Leave the pictures out and quote only the lines from the one with "Output the text content of this document." down to the end of the listing below.

╭─ Raw records

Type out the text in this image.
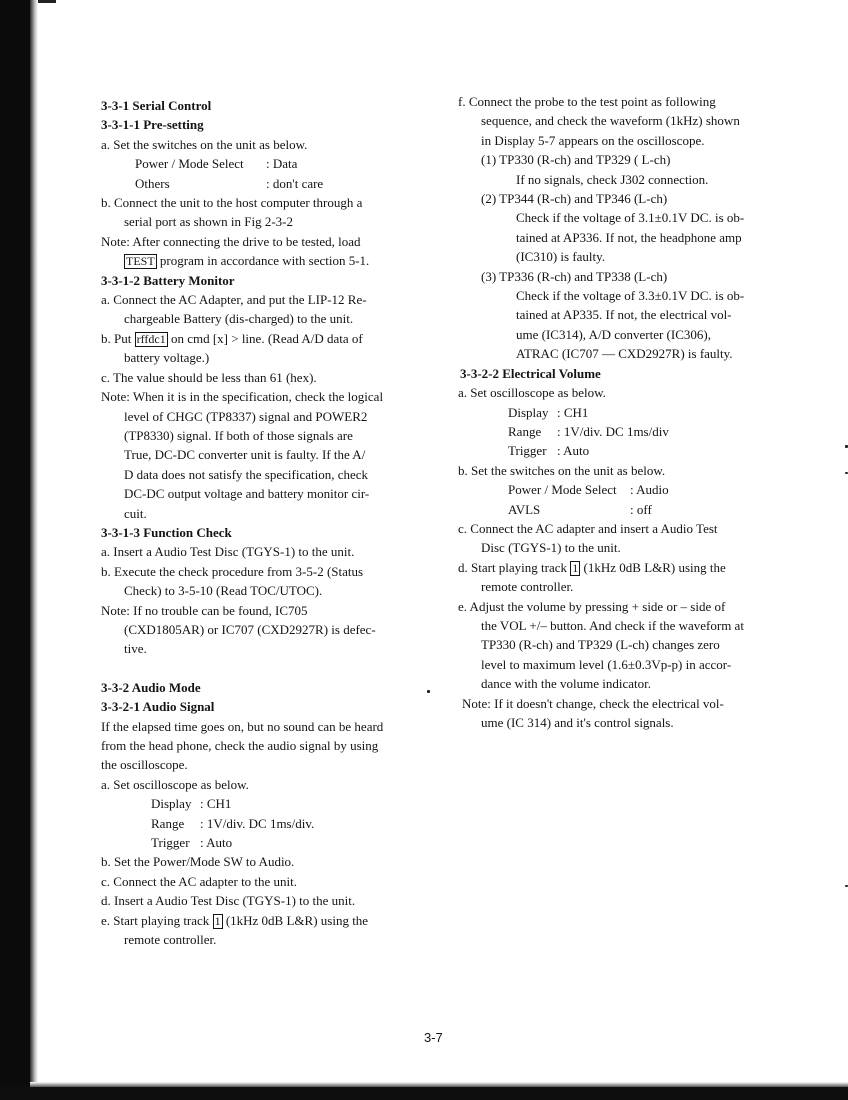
3-3-1 Serial Control
3-3-1-1 Pre-setting
a. Set the switches on the unit as below.
Power / Mode Select : Data
Others	: don't care
b. Connect the unit to the host computer through a
serial port as shown in Fig 2-3-2
Note: After connecting the drive to be tested, load
TEST program in accordance with section 5-1.
3-3-1-2 Battery Monitor
a. Connect the AC Adapter, and put the LIP-12 Re-
chargeable Battery (dis-charged) to the unit.
b. Put rffdc1 on cmd [x] > line. (Read A/D data of
battery voltage.)
c. The value should be less than 61 (hex).
Note: When it is in the specification, check the logical
level of CHGC (TP8337) signal and POWER2
(TP8330) signal. If both of those signals are
True, DC-DC converter unit is faulty. If the A/
D data does not satisfy the specification, check
DC-DC output voltage and battery monitor cir-
cuit.
3-3-1-3 Function Check
a. Insert a Audio Test Disc (TGYS-1) to the unit.
b. Execute the check procedure from 3-5-2 (Status
Check) to 3-5-10 (Read TOC/UTOC).
Note: If no trouble can be found, IC705
(CXD1805AR) or IC707 (CXD2927R) is defec-
tive.
3-3-2 Audio Mode
3-3-2-1 Audio Signal
If the elapsed time goes on, but no sound can be heard
from the head phone, check the audio signal by using
the oscilloscope.
a. Set oscilloscope as below.
Display : CH1
Range : 1V/div. DC 1ms/div.
Trigger : Auto
b. Set the Power/Mode SW to Audio.
c. Connect the AC adapter to the unit.
d. Insert a Audio Test Disc (TGYS-1) to the unit.
e. Start playing track 1 (1kHz 0dB L&R) using the
remote controller.
f. Connect the probe to the test point as following
sequence, and check the waveform (1kHz) shown
in Display 5-7 appears on the oscilloscope.
(1) TP330 (R-ch) and TP329 ( L-ch)
If no signals, check J302 connection.
(2) TP344 (R-ch) and TP346 (L-ch)
Check if the voltage of 3.1±0.1V DC. is ob-
tained at AP336. If not, the headphone amp
(IC310) is faulty.
(3) TP336 (R-ch) and TP338 (L-ch)
Check if the voltage of 3.3±0.1V DC. is ob-
tained at AP335. If not, the electrical vol-
ume (IC314), A/D converter (IC306),
ATRAC (IC707 — CXD2927R) is faulty.
3-3-2-2 Electrical Volume
a. Set oscilloscope as below.
Display : CH1
Range : 1V/div. DC 1ms/div
Trigger : Auto
b. Set the switches on the unit as below.
Power / Mode Select : Audio
AVLS	: off
c. Connect the AC adapter and insert a Audio Test
Disc (TGYS-1) to the unit.
d. Start playing track 1 (1kHz 0dB L&R) using the
remote controller.
e. Adjust the volume by pressing + side or – side of
the VOL +/– button. And check if the waveform at
TP330 (R-ch) and TP329 (L-ch) changes zero
level to maximum level (1.6±0.3Vp-p) in accor-
dance with the volume indicator.
Note: If it doesn't change, check the electrical vol-
ume (IC 314) and it's control signals.
3-7
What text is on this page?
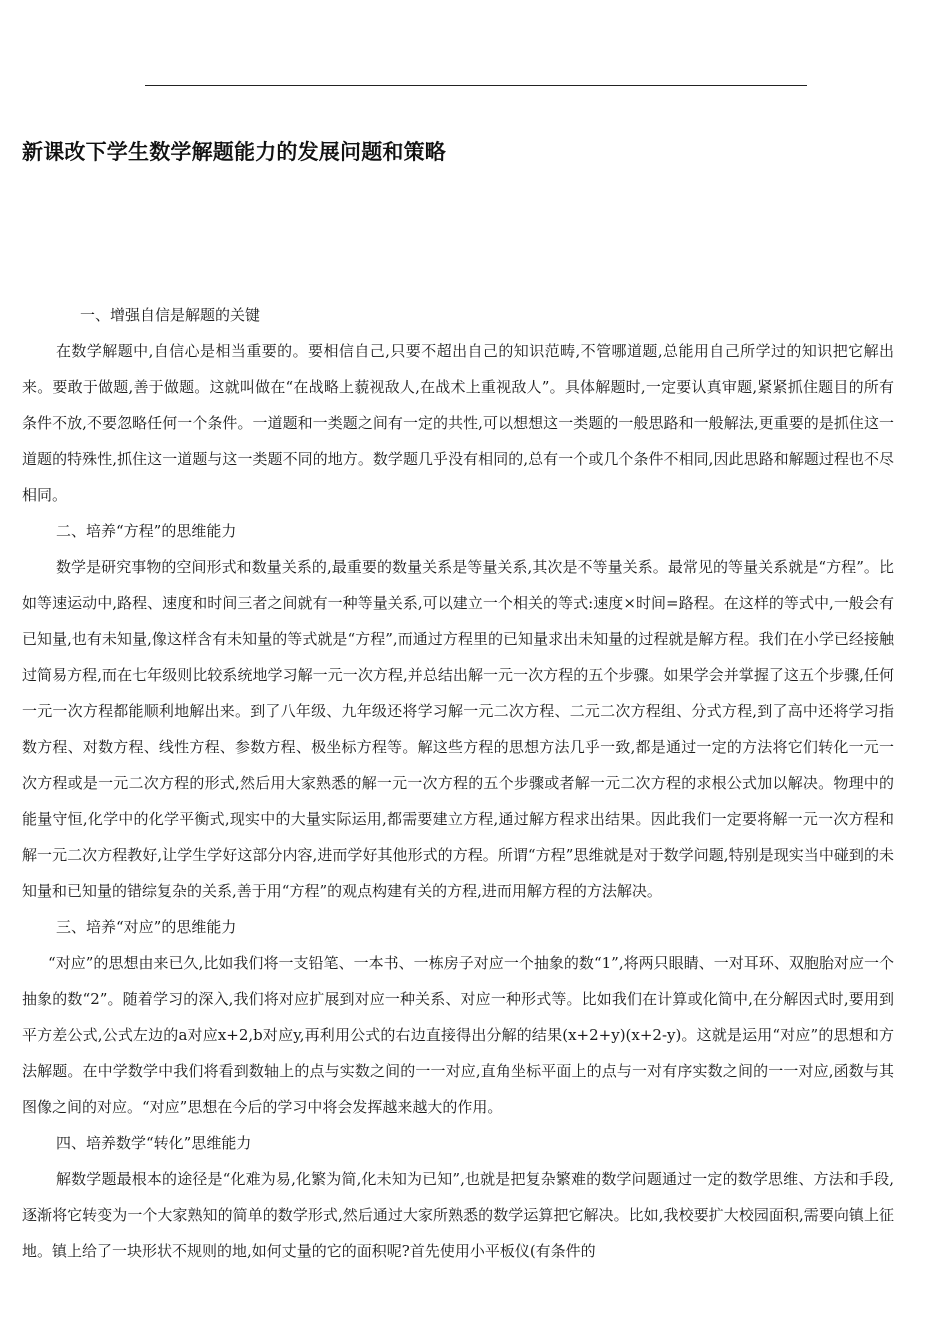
新课改下学生数学解题能力的发展问题和策略

一、增强自信是解题的关键

在数学解题中,自信心是相当重要的。要相信自己,只要不超出自己的知识范畴,不管哪道题,总能用自己所学过的知识把它解出来。要敢于做题,善于做题。这就叫做在“在战略上藐视敌人,在战术上重视敌人”。具体解题时,一定要认真审题,紧紧抓住题目的所有条件不放,不要忽略任何一个条件。一道题和一类题之间有一定的共性,可以想想这一类题的一般思路和一般解法,更重要的是抓住这一道题的特殊性,抓住这一道题与这一类题不同的地方。数学题几乎没有相同的,总有一个或几个条件不相同,因此思路和解题过程也不尽相同。

二、培养“方程”的思维能力

数学是研究事物的空间形式和数量关系的,最重要的数量关系是等量关系,其次是不等量关系。最常见的等量关系就是“方程”。比如等速运动中,路程、速度和时间三者之间就有一种等量关系,可以建立一个相关的等式:速度×时间=路程。在这样的等式中,一般会有已知量,也有未知量,像这样含有未知量的等式就是“方程”,而通过方程里的已知量求出未知量的过程就是解方程。我们在小学已经接触过简易方程,而在七年级则比较系统地学习解一元一次方程,并总结出解一元一次方程的五个步骤。如果学会并掌握了这五个步骤,任何一元一次方程都能顺利地解出来。到了八年级、九年级还将学习解一元二次方程、二元二次方程组、分式方程,到了高中还将学习指数方程、对数方程、线性方程、参数方程、极坐标方程等。解这些方程的思想方法几乎一致,都是通过一定的方法将它们转化一元一次方程或是一元二次方程的形式,然后用大家熟悉的解一元一次方程的五个步骤或者解一元二次方程的求根公式加以解决。物理中的能量守恒,化学中的化学平衡式,现实中的大量实际运用,都需要建立方程,通过解方程求出结果。因此我们一定要将解一元一次方程和解一元二次方程教好,让学生学好这部分内容,进而学好其他形式的方程。所谓“方程”思维就是对于数学问题,特别是现实当中碰到的未知量和已知量的错综复杂的关系,善于用“方程”的观点构建有关的方程,进而用解方程的方法解决。

三、培养“对应”的思维能力

“对应”的思想由来已久,比如我们将一支铅笔、一本书、一栋房子对应一个抽象的数“1”,将两只眼睛、一对耳环、双胞胎对应一个抽象的数“2”。随着学习的深入,我们将对应扩展到对应一种关系、对应一种形式等。比如我们在计算或化简中,在分解因式时,要用到平方差公式,公式左边的a对应x+2,b对应y,再利用公式的右边直接得出分解的结果(x+2+y)(x+2-y)。这就是运用“对应”的思想和方法解题。在中学数学中我们将看到数轴上的点与实数之间的一一对应,直角坐标平面上的点与一对有序实数之间的一一对应,函数与其图像之间的对应。“对应”思想在今后的学习中将会发挥越来越大的作用。

四、培养数学“转化”思维能力

解数学题最根本的途径是“化难为易,化繁为简,化未知为已知”,也就是把复杂繁难的数学问题通过一定的数学思维、方法和手段,逐渐将它转变为一个大家熟知的简单的数学形式,然后通过大家所熟悉的数学运算把它解决。比如,我校要扩大校园面积,需要向镇上征地。镇上给了一块形状不规则的地,如何丈量的它的面积呢?首先使用小平板仪(有条件的
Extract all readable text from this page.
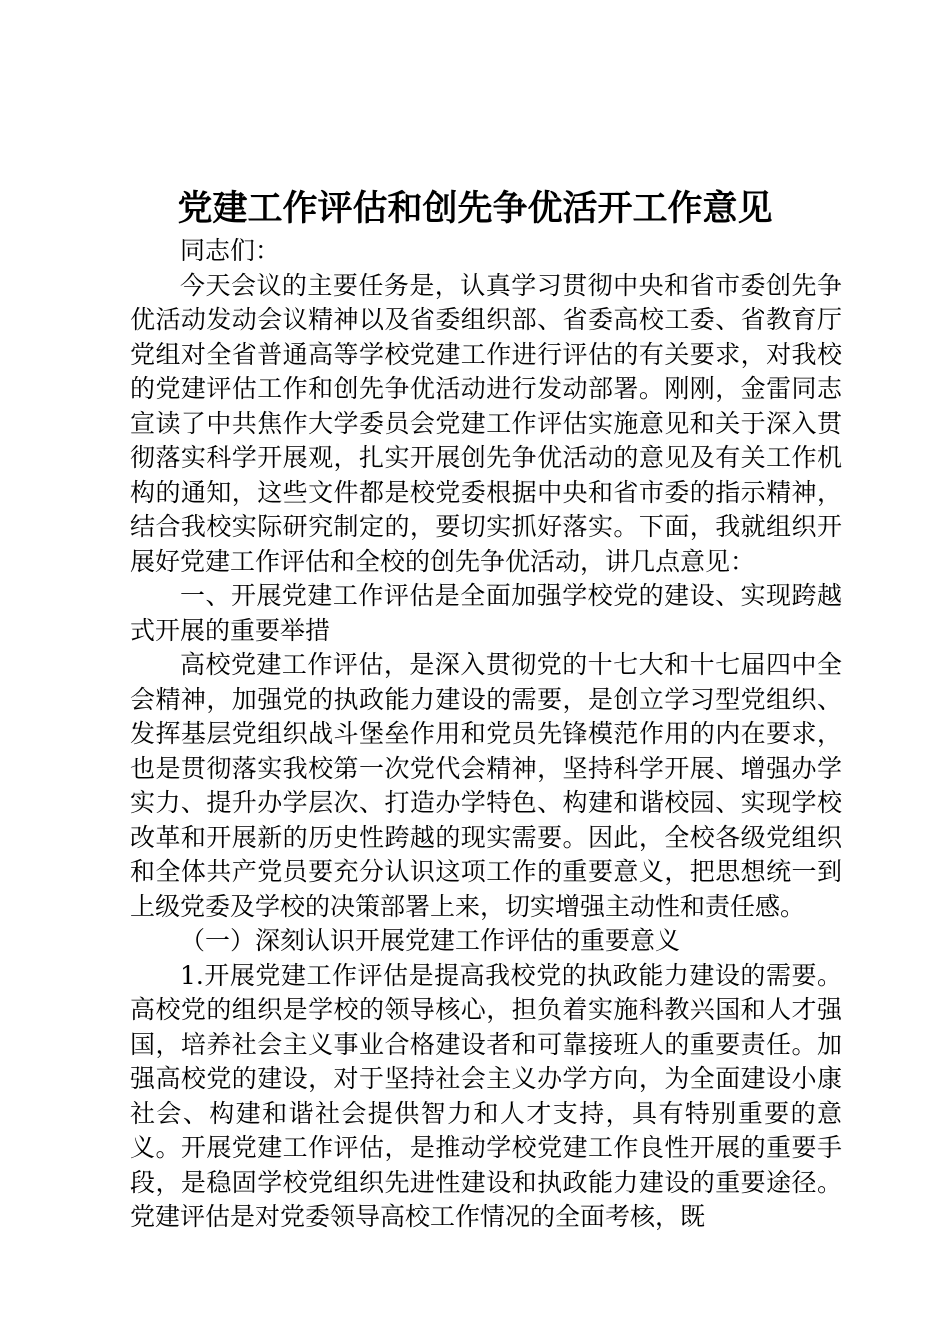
党建工作评估和创先争优活开工作意见

同志们：

今天会议的主要任务是，认真学习贯彻中央和省市委创先争优活动发动会议精神以及省委组织部、省委高校工委、省教育厅党组对全省普通高等学校党建工作进行评估的有关要求，对我校的党建评估工作和创先争优活动进行发动部署。刚刚，金雷同志宣读了中共焦作大学委员会党建工作评估实施意见和关于深入贯彻落实科学开展观，扎实开展创先争优活动的意见及有关工作机构的通知，这些文件都是校党委根据中央和省市委的指示精神，结合我校实际研究制定的，要切实抓好落实。下面，我就组织开展好党建工作评估和全校的创先争优活动，讲几点意见：

一、开展党建工作评估是全面加强学校党的建设、实现跨越式开展的重要举措

高校党建工作评估，是深入贯彻党的十七大和十七届四中全会精神，加强党的执政能力建设的需要，是创立学习型党组织、发挥基层党组织战斗堡垒作用和党员先锋模范作用的内在要求，也是贯彻落实我校第一次党代会精神，坚持科学开展、增强办学实力、提升办学层次、打造办学特色、构建和谐校园、实现学校改革和开展新的历史性跨越的现实需要。因此，全校各级党组织和全体共产党员要充分认识这项工作的重要意义，把思想统一到上级党委及学校的决策部署上来，切实增强主动性和责任感。

（一）深刻认识开展党建工作评估的重要意义

1.开展党建工作评估是提高我校党的执政能力建设的需要。高校党的组织是学校的领导核心，担负着实施科教兴国和人才强国，培养社会主义事业合格建设者和可靠接班人的重要责任。加强高校党的建设，对于坚持社会主义办学方向，为全面建设小康社会、构建和谐社会提供智力和人才支持，具有特别重要的意义。开展党建工作评估，是推动学校党建工作良性开展的重要手段，是稳固学校党组织先进性建设和执政能力建设的重要途径。党建评估是对党委领导高校工作情况的全面考核，既
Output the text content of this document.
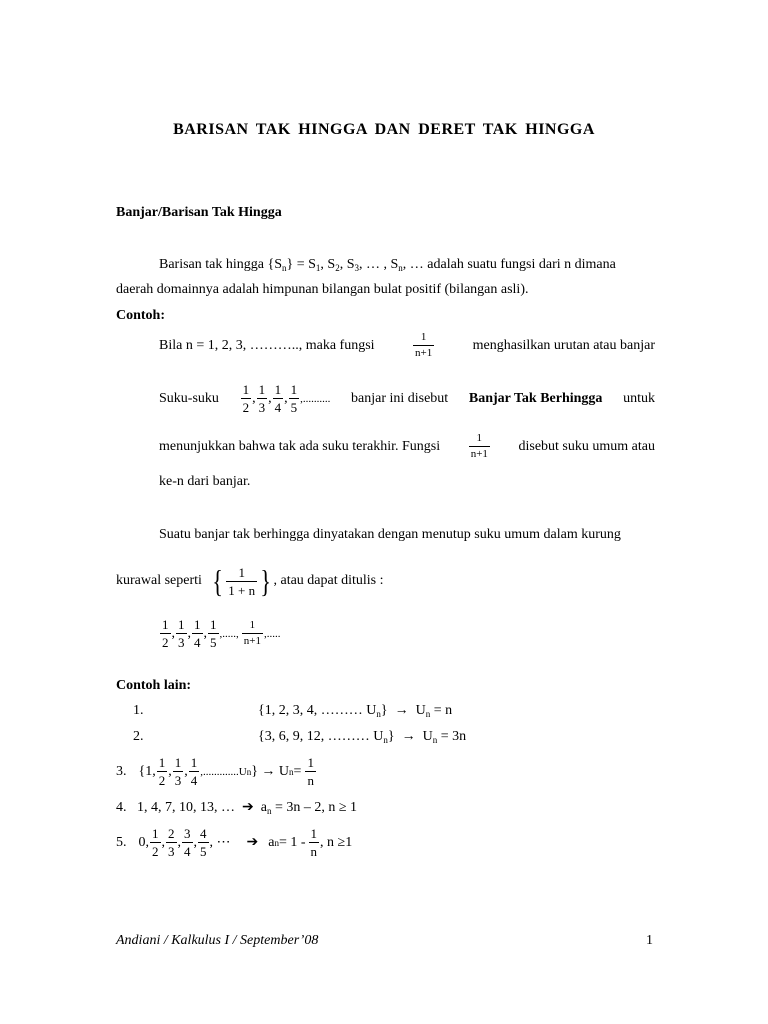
BARISAN TAK HINGGA DAN DERET TAK HINGGA
Banjar/Barisan Tak Hingga
Barisan tak hingga $\{S_n\} = S_1$, $S_2$, $S_3$, … , $S_n$, … adalah suatu fungsi dari n dimana
daerah domainnya adalah himpunan bilangan bulat positif (bilangan asli).
Contoh:
Bila n = 1, 2, 3, ……….., maka fungsi	$\frac{1}{n+1}$	menghasilkan urutan atau banjar
Suku-suku $\frac{1}{2}$ , $\frac{1}{3}$ , $\frac{1}{4}$ , $\frac{1}{5}$ ,.......... banjar ini disebut Banjar Tak Berhingga untuk
menunjukkan bahwa tak ada suku terakhir. Fungsi	$\frac{1}{n+1}$ disebut suku umum atau
ke-n dari banjar.
Suatu banjar tak berhingga dinyatakan dengan menutup suku umum dalam kurung
kurawal seperti { $\frac{1}{1 + n}$ } , atau dapat ditulis :
$\frac{1}{2}$ , $\frac{1}{3}$ , $\frac{1}{4}$ , $\frac{1}{5}$ ,....., $\frac{1}{n+1}$ ,.....
Contoh lain:
1.	{1, 2, 3, 4, ……… $U_n\} \to U_n = n$
2.	{3, 6, 9, 12, ……… $U_n\} \to U_n = 3n$
3. {1, $\frac{1}{2}$ , $\frac{1}{3}$ , $\frac{1}{4} ,.............U$ n }
→
U $n = \frac{1}{n}$
4. 1, 4, 7, 10, 13, … ➔ $a_n = 3n - 2$, n ≥ 1
5. 0, $\frac{1}{2}$ , $\frac{2}{3}$ , $\frac{3}{4}$ , $\frac{4}{5}$ , ⋯ ➔ a $n = 1 - \frac{1}{n}$ , n ≥1
Andiani / Kalkulus I / September’08	1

╰─

• **Complete response**
Output the text content of this document.
BARISAN TAK HINGGA DAN DERET TAK HINGGA
Banjar/Barisan Tak Hingga
Barisan tak hingga $\{S_n\} = S_1$, $S_2$, $S_3$, … , $S_n$, … adalah suatu fungsi dari n dimana
daerah domainnya adalah himpunan bilangan bulat positif (bilangan asli).
Contoh:
Bila n = 1, 2, 3, ……….., maka fungsi	$\frac{1}{n+1}$	menghasilkan urutan atau banjar
Suku-suku $\frac{1}{2}$ , $\frac{1}{3}$ , $\frac{1}{4}$ , $\frac{1}{5}$ ,.......... banjar ini disebut Banjar Tak Berhingga untuk
menunjukkan bahwa tak ada suku terakhir. Fungsi	$\frac{1}{n+1}$ disebut suku umum atau
ke-n dari banjar.
Suatu banjar tak berhingga dinyatakan dengan menutup suku umum dalam kurung
kurawal seperti { $\frac{1}{1 + n}$ } , atau dapat ditulis :
$\frac{1}{2}$ , $\frac{1}{3}$ , $\frac{1}{4}$ , $\frac{1}{5}$ ,....., $\frac{1}{n+1}$ ,.....
Contoh lain:
1.	{1, 2, 3, 4, ……… $U_n\} \to U_n = n$
2.	{3, 6, 9, 12, ……… $U_n\} \to U_n = 3n$
3. {1, $\frac{1}{2}$ , $\frac{1}{3}$ , $\frac{1}{4} ,.............U$ n }
→
U $n = \frac{1}{n}$
4. 1, 4, 7, 10, 13, … ➔ $a_n = 3n - 2$, n ≥ 1
5. 0, $\frac{1}{2}$ , $\frac{2}{3}$ , $\frac{3}{4}$ , $\frac{4}{5}$ , ⋯ ➔ a $n = 1 - \frac{1}{n}$ , n ≥1
Andiani / Kalkulus I / September’08	1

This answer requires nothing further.